## [What to do]
Rewrite only the lines starting at the one containing "382, 861, 409]" and ending at the one containing "703, 718, 720]". In them, replace "self-rating-marker" with "self-score-marker" and leave everything else unchanged.
━━━━━ Entries provided
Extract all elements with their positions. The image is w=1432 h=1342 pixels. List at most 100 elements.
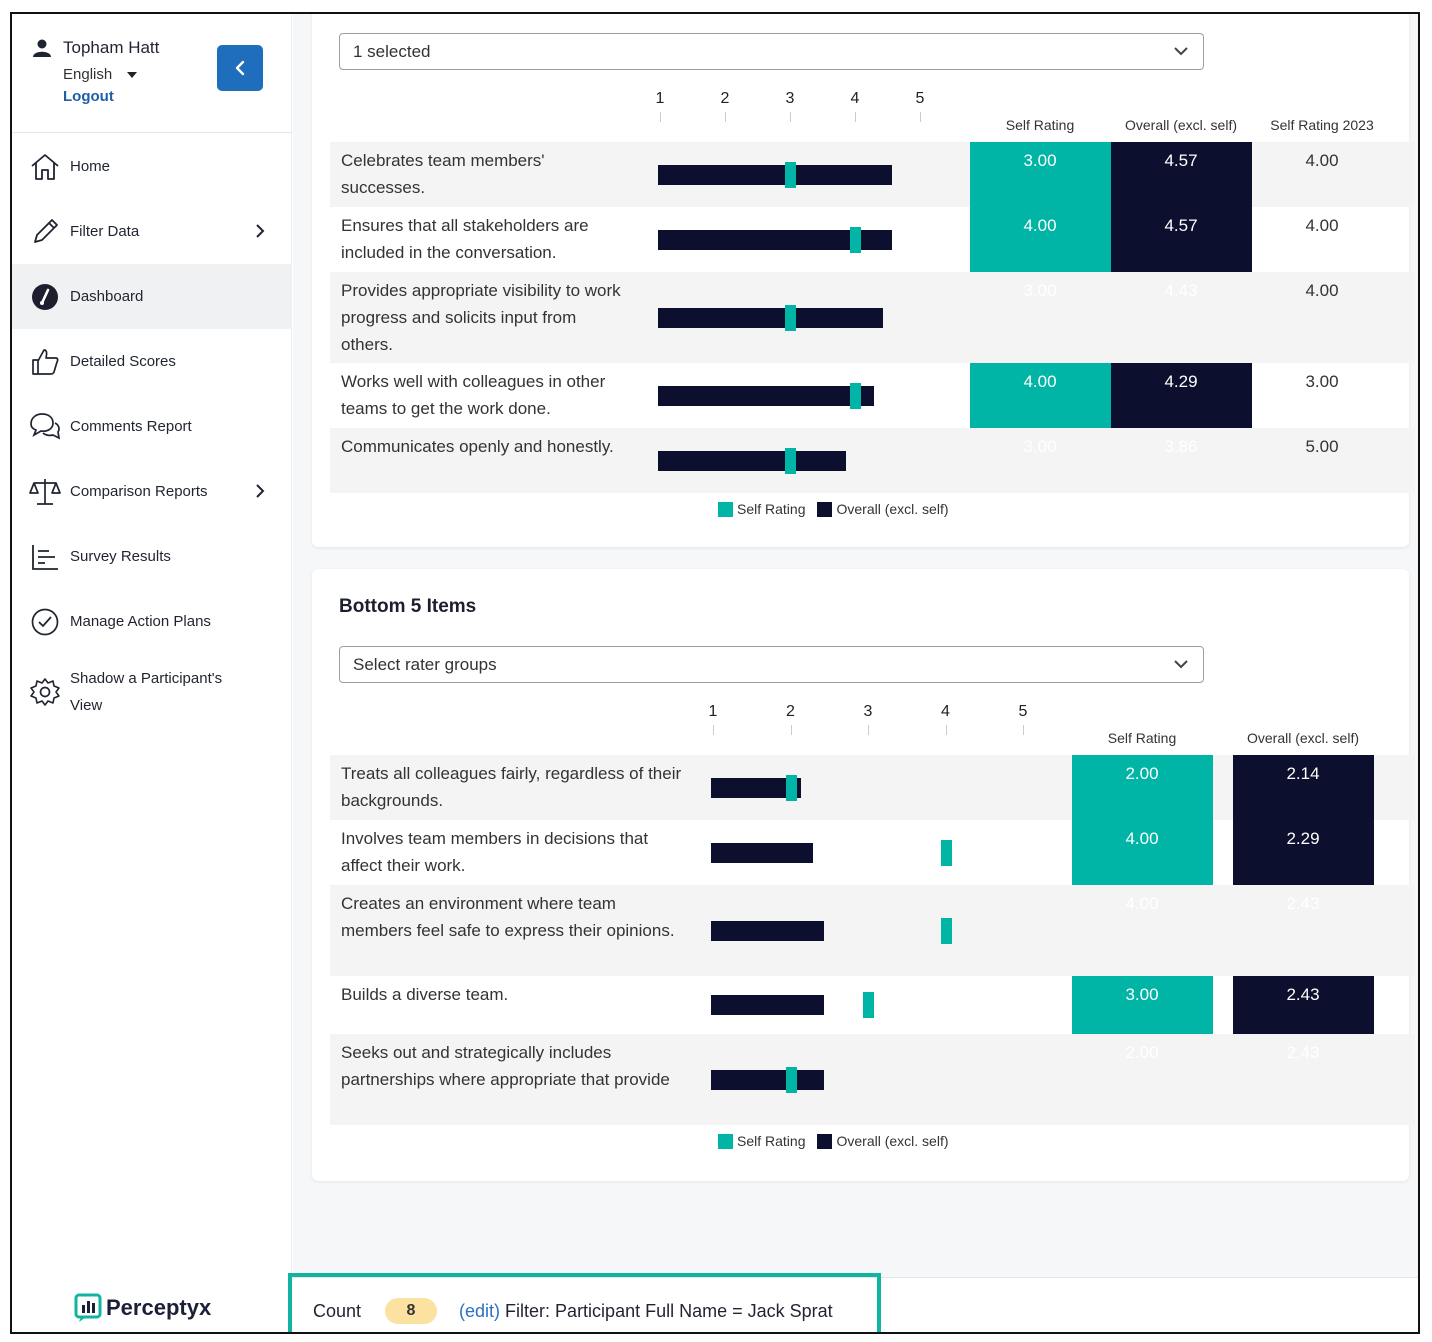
self-rating-marker	[850, 382, 861, 409]
sidebar-item-filter-data[interactable]: Filter Data	[12, 199, 292, 264]
axis-tick-label: 4	[850, 90, 860, 107]
self-value-cell: 3.00	[1023, 437, 1057, 456]
legend-label: Self Rating	[737, 1133, 806, 1149]
column-header: Self Rating 2023	[1270, 117, 1374, 133]
thumbs-up-icon	[28, 345, 62, 379]
table-row: Ensures that all stakeholders are includ…	[330, 207, 1415, 272]
legend-swatch-self	[718, 1133, 733, 1149]
axis-tick-label: 2	[720, 90, 730, 107]
legend-label: Self Rating	[737, 501, 806, 517]
column-header: Self Rating	[1107, 730, 1177, 746]
sidebar-item-label: Home	[70, 158, 111, 175]
bottom-items-section: Bottom 5 Items Select rater groups 1 2 3 4 5…	[312, 14, 1415, 1214]
axis-tick	[790, 112, 791, 122]
self-rating-marker	[785, 447, 796, 474]
overall-bar	[658, 307, 883, 328]
column-header: Overall (excl. self)	[1246, 730, 1360, 746]
self-rating-marker	[785, 161, 796, 188]
bar-chart-icon	[28, 540, 62, 574]
axis-tick-label: 1	[708, 703, 718, 720]
sidebar-item-label: Filter Data	[70, 223, 140, 240]
overall-value-cell: 4.57	[1164, 216, 1198, 235]
sidebar-item-label: Comparison Reports	[70, 483, 208, 500]
overall-bar	[658, 385, 874, 406]
overall-bar	[711, 777, 802, 798]
caret-down-icon[interactable]	[127, 72, 137, 78]
logout-link[interactable]: Logout	[63, 88, 114, 105]
pencil-icon	[28, 215, 62, 249]
axis-tick	[725, 112, 726, 122]
sidebar-item-comments-report[interactable]: Comments Report	[12, 394, 292, 459]
overall-value-cell: 2.43	[1286, 985, 1320, 1004]
chevron-down-icon	[1174, 47, 1188, 56]
prior-value-cell: 4.00	[1305, 216, 1339, 235]
item-text: Treats all colleagues fairly, regardless…	[341, 764, 682, 810]
item-text: Works well with colleagues in other team…	[341, 372, 606, 418]
edit-filter-link[interactable]: (edit)	[459, 1301, 501, 1321]
axis-tick-label: 3	[785, 90, 795, 107]
chevron-right-icon	[256, 224, 265, 238]
legend-label: Overall (excl. self)	[836, 501, 949, 517]
self-rating-marker	[940, 917, 952, 944]
overall-value-cell: 4.57	[1164, 151, 1198, 170]
axis-tick	[660, 112, 661, 122]
filter-label: Filter:	[505, 1301, 551, 1321]
self-rating-marker	[785, 774, 797, 801]
item-text: Provides appropriate visibility to work …	[341, 281, 621, 354]
prior-value-cell: 4.00	[1305, 281, 1339, 300]
sidebar-item-home[interactable]: Home	[12, 134, 292, 199]
axis-tick-label: 5	[1018, 703, 1028, 720]
top-items-section: 1 selected 1 2 3 4 5 Self Rating Overall (excl…	[312, 14, 1415, 554]
sidebar-item-label: Detailed Scores	[70, 353, 176, 370]
overall-bar	[711, 920, 824, 941]
sidebar-item-survey-results[interactable]: Survey Results	[12, 524, 292, 589]
overall-bar	[658, 450, 846, 471]
overall-bar	[658, 164, 893, 185]
dashboard-gauge-icon	[28, 280, 62, 314]
user-icon	[33, 39, 51, 57]
rater-group-select[interactable]: Select rater groups	[339, 646, 1204, 683]
self-rating-marker	[940, 839, 952, 866]
collapse-sidebar-button[interactable]	[217, 45, 263, 91]
perceptyx-logo-icon	[74, 1293, 102, 1322]
sidebar-item-detailed-scores[interactable]: Detailed Scores	[12, 329, 292, 394]
axis-tick	[1023, 725, 1024, 735]
footer-bar	[293, 1277, 1418, 1332]
self-value-cell: 4.00	[1125, 894, 1159, 913]
item-text: Communicates openly and honestly.	[341, 437, 614, 456]
sidebar-item-comparison-reports[interactable]: Comparison Reports	[12, 459, 292, 524]
axis-tick	[855, 112, 856, 122]
table-row: Involves team members in decisions that …	[330, 820, 1415, 885]
rater-group-select[interactable]: 1 selected	[339, 33, 1204, 70]
sidebar-item-dashboard[interactable]: Dashboard	[12, 264, 292, 329]
table-row: Works well with colleagues in other team…	[330, 363, 1415, 428]
self-rating-marker	[785, 1066, 797, 1093]
filter-summary: (edit) Filter: Participant Full Name = J…	[459, 1301, 833, 1322]
overall-bar	[711, 995, 824, 1015]
table-row: Seeks out and strategically includes par…	[330, 1034, 1415, 1125]
legend-swatch-overall	[817, 501, 833, 517]
axis-tick	[945, 725, 947, 735]
sidebar-item-manage-action-plans[interactable]: Manage Action Plans	[12, 589, 292, 654]
table-row: Creates an environment where team member…	[330, 885, 1415, 976]
item-text: Seeks out and strategically includes par…	[341, 1043, 670, 1089]
overall-bar	[711, 1069, 824, 1090]
axis-tick-label: 3	[863, 703, 873, 720]
item-text: Ensures that all stakeholders are includ…	[341, 216, 589, 262]
self-value-cell: 3.00	[1023, 151, 1057, 170]
overall-value-cell: 2.43	[1286, 894, 1320, 913]
sidebar: Topham Hatt English Logout Home Filte	[12, 14, 292, 1332]
check-circle-icon	[28, 605, 62, 639]
scales-icon	[28, 475, 62, 509]
sidebar-item-shadow-participant[interactable]: Shadow a Participant's View	[12, 654, 292, 730]
legend-swatch-self	[718, 501, 733, 517]
count-filter-highlight	[288, 1273, 881, 1332]
overall-bar	[658, 229, 893, 250]
axis-tick-label: 5	[915, 90, 925, 107]
item-text: Involves team members in decisions that …	[341, 829, 649, 875]
language-select[interactable]: English	[63, 66, 113, 83]
home-icon	[28, 150, 62, 184]
chevron-right-icon	[256, 484, 265, 498]
chevron-left-icon	[235, 60, 245, 76]
divider	[12, 132, 292, 133]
━━━━━━━━━━
## [Written response]
self-score-marker	[850, 382, 861, 409]
sidebar-item-filter-data[interactable]: Filter Data	[12, 199, 292, 264]
axis-tick-label: 4	[850, 90, 860, 107]
self-value-cell: 3.00	[1023, 437, 1057, 456]
legend-label: Self Rating	[737, 1133, 806, 1149]
column-header: Self Rating 2023	[1270, 117, 1374, 133]
thumbs-up-icon	[28, 345, 62, 379]
table-row: Ensures that all stakeholders are includ…	[330, 207, 1415, 272]
legend-swatch-self	[718, 1133, 733, 1149]
axis-tick-label: 2	[720, 90, 730, 107]
legend-label: Self Rating	[737, 501, 806, 517]
column-header: Self Rating	[1107, 730, 1177, 746]
sidebar-item-label: Home	[70, 158, 111, 175]
bottom-items-section: Bottom 5 Items Select rater groups 1 2 3 4 5…	[312, 14, 1415, 1214]
axis-tick	[790, 112, 791, 122]
self-score-marker	[785, 447, 796, 474]
overall-bar	[658, 307, 883, 328]
column-header: Overall (excl. self)	[1246, 730, 1360, 746]
self-score-marker	[785, 161, 796, 188]
bar-chart-icon	[28, 540, 62, 574]
axis-tick-label: 1	[708, 703, 718, 720]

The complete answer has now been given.